*** DATA PROVIDED

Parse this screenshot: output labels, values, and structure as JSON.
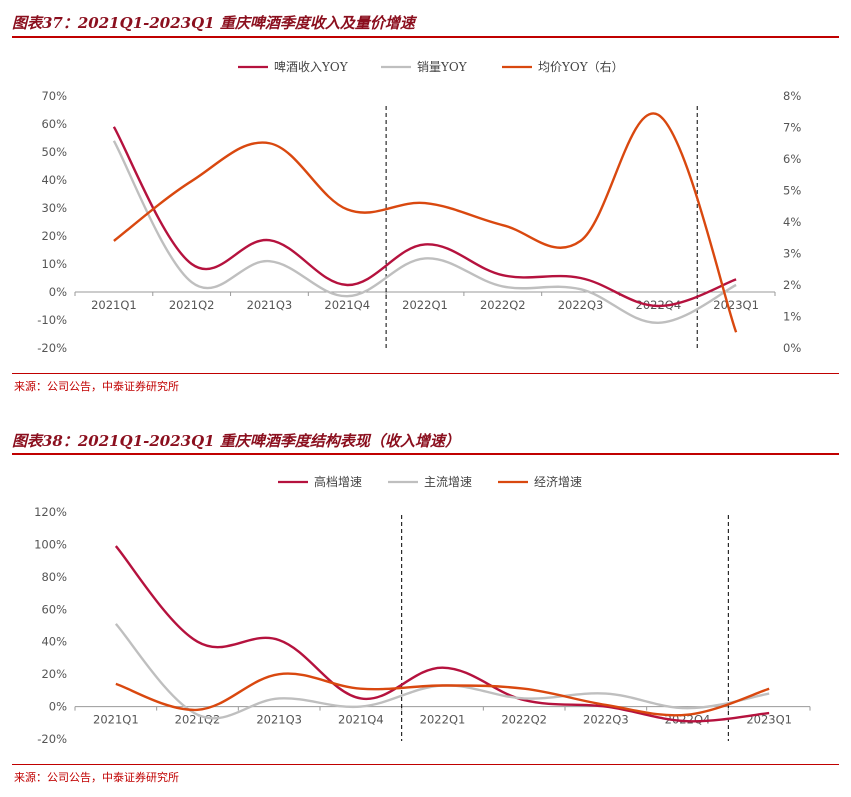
{
  "figures": [
    {
      "title": "图表37：2021Q1-2023Q1 重庆啤酒季度收入及量价增速",
      "source": "来源：公司公告，中泰证券研究所"
    },
    {
      "title": "图表38：2021Q1-2023Q1 重庆啤酒季度结构表现（收入增速）",
      "source": "来源：公司公告，中泰证券研究所"
    }
  ],
  "colors": {
    "crimson": "#b5123e",
    "gray": "#bfbfbf",
    "orange": "#d9480f",
    "title_red": "#8b0f1e"
  },
  "chart_data": [
    {
      "type": "line",
      "categories": [
        "2021Q1",
        "2021Q2",
        "2021Q3",
        "2021Q4",
        "2022Q1",
        "2022Q2",
        "2022Q3",
        "2022Q4",
        "2023Q1"
      ],
      "series": [
        {
          "name": "啤酒收入YOY",
          "axis": "left",
          "color": "#b5123e",
          "values": [
            59,
            10,
            18.5,
            2.5,
            17,
            6,
            5,
            -5,
            4.5
          ]
        },
        {
          "name": "销量YOY",
          "axis": "left",
          "color": "#bfbfbf",
          "values": [
            54,
            3.5,
            11,
            -1.5,
            12,
            2,
            1,
            -11,
            2.5
          ]
        },
        {
          "name": "均价YOY（右）",
          "axis": "right",
          "color": "#d9480f",
          "values": [
            3.4,
            5.3,
            6.5,
            4.4,
            4.6,
            3.9,
            3.4,
            7.4,
            0.5
          ]
        }
      ],
      "left_axis": {
        "min": -20,
        "max": 70,
        "step": 10,
        "ticks": [
          "70%",
          "60%",
          "50%",
          "40%",
          "30%",
          "20%",
          "10%",
          "0%",
          "-10%",
          "-20%"
        ]
      },
      "right_axis": {
        "min": 0,
        "max": 8,
        "step": 1,
        "ticks": [
          "8%",
          "7%",
          "6%",
          "5%",
          "4%",
          "3%",
          "2%",
          "1%",
          "0%"
        ]
      },
      "markers": [
        "2021Q4|2022Q1",
        "2022Q4|2023Q1"
      ],
      "legend_position": "top-center"
    },
    {
      "type": "line",
      "categories": [
        "2021Q1",
        "2021Q2",
        "2021Q3",
        "2021Q4",
        "2022Q1",
        "2022Q2",
        "2022Q3",
        "2022Q4",
        "2023Q1"
      ],
      "series": [
        {
          "name": "高档增速",
          "color": "#b5123e",
          "values": [
            99,
            40,
            41,
            5,
            24,
            4,
            0,
            -9,
            -4
          ]
        },
        {
          "name": "主流增速",
          "color": "#bfbfbf",
          "values": [
            51,
            -5,
            5,
            0,
            13,
            5,
            8,
            -1,
            8
          ]
        },
        {
          "name": "经济增速",
          "color": "#d9480f",
          "values": [
            14,
            -2,
            20,
            11,
            13,
            11,
            1,
            -5,
            11
          ]
        }
      ],
      "left_axis": {
        "min": -20,
        "max": 120,
        "step": 20,
        "ticks": [
          "120%",
          "100%",
          "80%",
          "60%",
          "40%",
          "20%",
          "0%",
          "-20%"
        ]
      },
      "markers": [
        "2021Q4|2022Q1",
        "2022Q4|2023Q1"
      ],
      "legend_position": "top-center"
    }
  ]
}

******

### TASK:
Copy every line of the data word for word, omitting the images.

### SOLUTION TO THE PROBLEM:
Parse this screenshot: output labels, values, and structure as JSON.
{
  "figures": [
    {
      "title": "图表37：2021Q1-2023Q1 重庆啤酒季度收入及量价增速",
      "source": "来源：公司公告，中泰证券研究所"
    },
    {
      "title": "图表38：2021Q1-2023Q1 重庆啤酒季度结构表现（收入增速）",
      "source": "来源：公司公告，中泰证券研究所"
    }
  ],
  "colors": {
    "crimson": "#b5123e",
    "gray": "#bfbfbf",
    "orange": "#d9480f",
    "title_red": "#8b0f1e"
  },
  "chart_data": [
    {
      "type": "line",
      "categories": [
        "2021Q1",
        "2021Q2",
        "2021Q3",
        "2021Q4",
        "2022Q1",
        "2022Q2",
        "2022Q3",
        "2022Q4",
        "2023Q1"
      ],
      "series": [
        {
          "name": "啤酒收入YOY",
          "axis": "left",
          "color": "#b5123e",
          "values": [
            59,
            10,
            18.5,
            2.5,
            17,
            6,
            5,
            -5,
            4.5
          ]
        },
        {
          "name": "销量YOY",
          "axis": "left",
          "color": "#bfbfbf",
          "values": [
            54,
            3.5,
            11,
            -1.5,
            12,
            2,
            1,
            -11,
            2.5
          ]
        },
        {
          "name": "均价YOY（右）",
          "axis": "right",
          "color": "#d9480f",
          "values": [
            3.4,
            5.3,
            6.5,
            4.4,
            4.6,
            3.9,
            3.4,
            7.4,
            0.5
          ]
        }
      ],
      "left_axis": {
        "min": -20,
        "max": 70,
        "step": 10,
        "ticks": [
          "70%",
          "60%",
          "50%",
          "40%",
          "30%",
          "20%",
          "10%",
          "0%",
          "-10%",
          "-20%"
        ]
      },
      "right_axis": {
        "min": 0,
        "max": 8,
        "step": 1,
        "ticks": [
          "8%",
          "7%",
          "6%",
          "5%",
          "4%",
          "3%",
          "2%",
          "1%",
          "0%"
        ]
      },
      "markers": [
        "2021Q4|2022Q1",
        "2022Q4|2023Q1"
      ],
      "legend_position": "top-center"
    },
    {
      "type": "line",
      "categories": [
        "2021Q1",
        "2021Q2",
        "2021Q3",
        "2021Q4",
        "2022Q1",
        "2022Q2",
        "2022Q3",
        "2022Q4",
        "2023Q1"
      ],
      "series": [
        {
          "name": "高档增速",
          "color": "#b5123e",
          "values": [
            99,
            40,
            41,
            5,
            24,
            4,
            0,
            -9,
            -4
          ]
        },
        {
          "name": "主流增速",
          "color": "#bfbfbf",
          "values": [
            51,
            -5,
            5,
            0,
            13,
            5,
            8,
            -1,
            8
          ]
        },
        {
          "name": "经济增速",
          "color": "#d9480f",
          "values": [
            14,
            -2,
            20,
            11,
            13,
            11,
            1,
            -5,
            11
          ]
        }
      ],
      "left_axis": {
        "min": -20,
        "max": 120,
        "step": 20,
        "ticks": [
          "120%",
          "100%",
          "80%",
          "60%",
          "40%",
          "20%",
          "0%",
          "-20%"
        ]
      },
      "markers": [
        "2021Q4|2022Q1",
        "2022Q4|2023Q1"
      ],
      "legend_position": "top-center"
    }
  ]
}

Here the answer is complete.